begin Recorded data

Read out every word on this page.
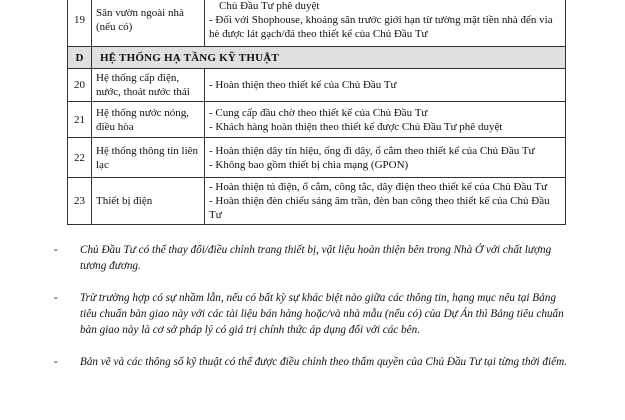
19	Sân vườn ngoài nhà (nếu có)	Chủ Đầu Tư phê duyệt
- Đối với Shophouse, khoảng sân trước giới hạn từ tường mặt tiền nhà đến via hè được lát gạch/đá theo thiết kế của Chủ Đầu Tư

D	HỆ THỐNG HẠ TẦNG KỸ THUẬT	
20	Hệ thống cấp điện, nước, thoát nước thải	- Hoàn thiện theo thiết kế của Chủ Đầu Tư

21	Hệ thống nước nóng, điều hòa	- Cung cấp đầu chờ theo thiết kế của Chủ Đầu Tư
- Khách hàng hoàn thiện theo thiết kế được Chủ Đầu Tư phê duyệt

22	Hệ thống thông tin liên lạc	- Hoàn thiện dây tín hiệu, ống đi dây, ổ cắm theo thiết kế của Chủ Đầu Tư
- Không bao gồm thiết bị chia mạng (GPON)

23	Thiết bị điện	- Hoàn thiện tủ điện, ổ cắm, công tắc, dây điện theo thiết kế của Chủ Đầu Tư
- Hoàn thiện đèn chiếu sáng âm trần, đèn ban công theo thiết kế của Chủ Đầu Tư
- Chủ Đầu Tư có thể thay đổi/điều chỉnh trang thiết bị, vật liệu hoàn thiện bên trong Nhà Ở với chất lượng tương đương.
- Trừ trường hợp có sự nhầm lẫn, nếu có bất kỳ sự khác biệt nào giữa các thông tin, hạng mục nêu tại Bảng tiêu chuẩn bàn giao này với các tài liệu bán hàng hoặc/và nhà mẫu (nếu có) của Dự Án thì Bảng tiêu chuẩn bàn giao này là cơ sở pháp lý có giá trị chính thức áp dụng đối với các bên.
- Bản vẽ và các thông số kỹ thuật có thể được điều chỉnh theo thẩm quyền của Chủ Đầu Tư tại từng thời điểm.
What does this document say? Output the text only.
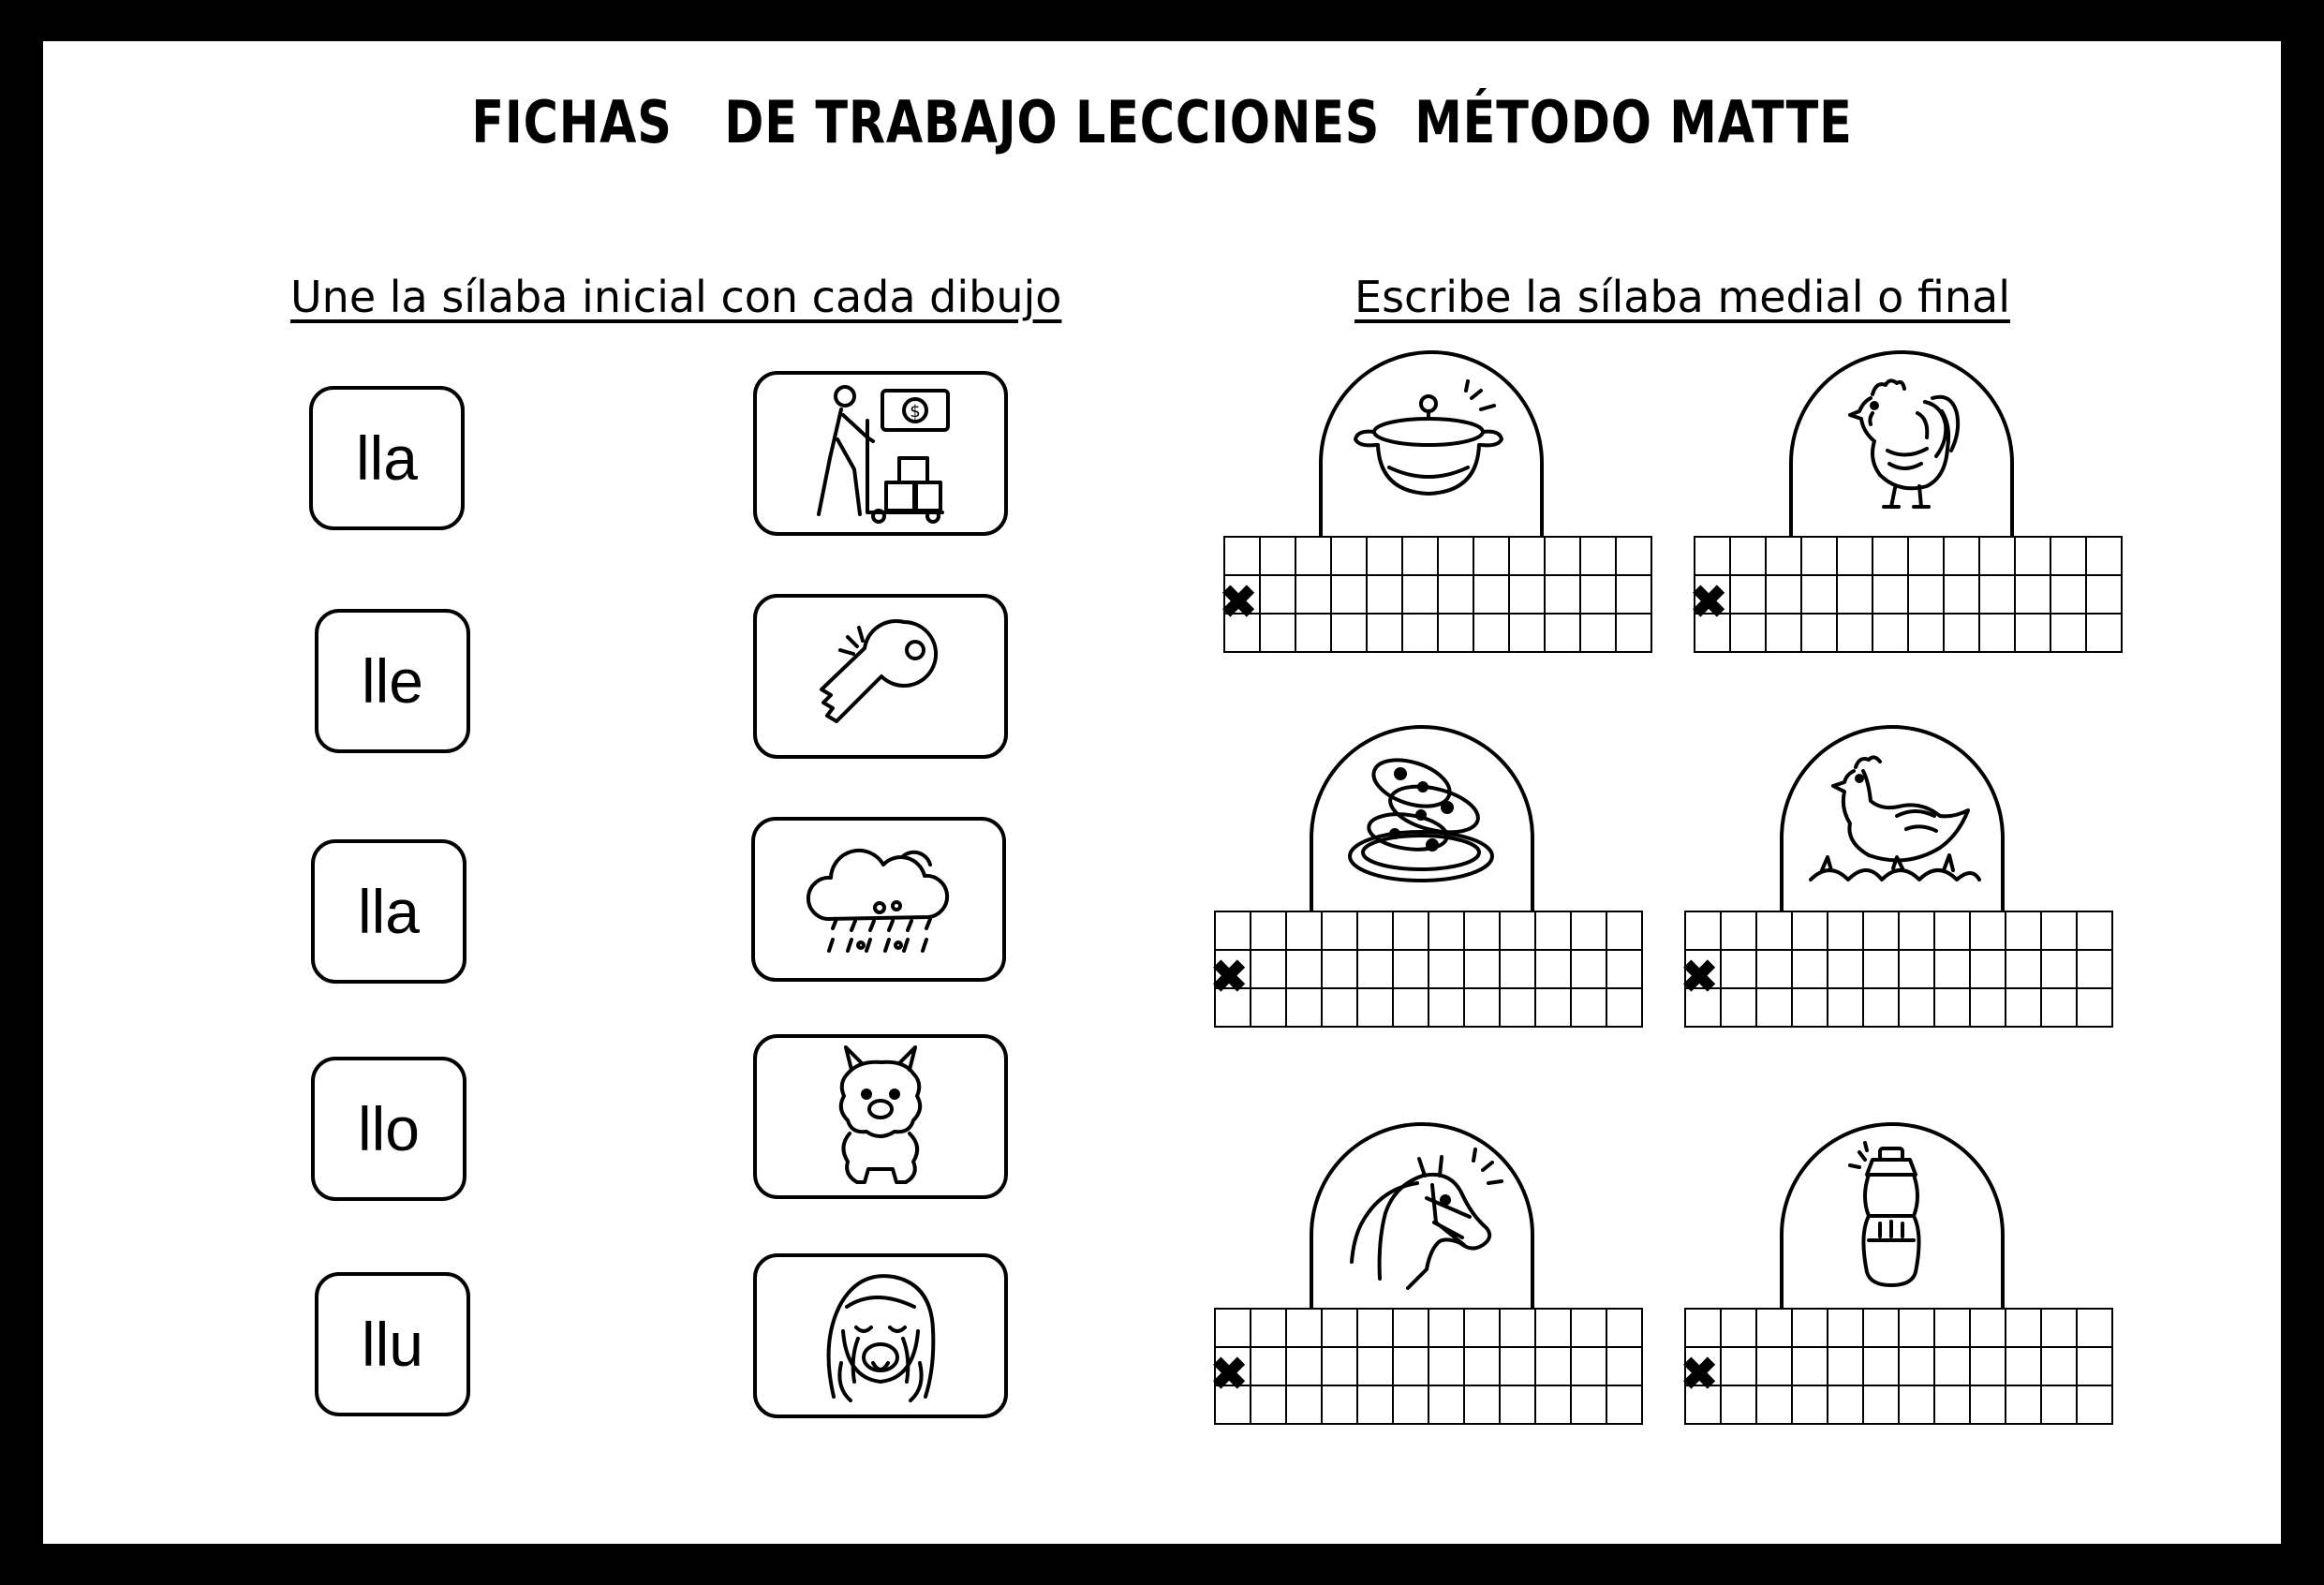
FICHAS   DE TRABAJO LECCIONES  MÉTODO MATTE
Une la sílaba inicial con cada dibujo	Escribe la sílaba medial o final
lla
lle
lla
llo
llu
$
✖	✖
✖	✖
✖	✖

end Recorded data

[Aim of the task] Copy the final stretch of lines, starting at the one that holds "What does this" and ending at the last line of the data, exactly; omit pictures.

[Written response]
What does this document say? Output the text only.
FICHAS   DE TRABAJO LECCIONES  MÉTODO MATTE
Une la sílaba inicial con cada dibujo	Escribe la sílaba medial o final
lla
lle
lla
llo
llu
$
✖	✖
✖	✖
✖	✖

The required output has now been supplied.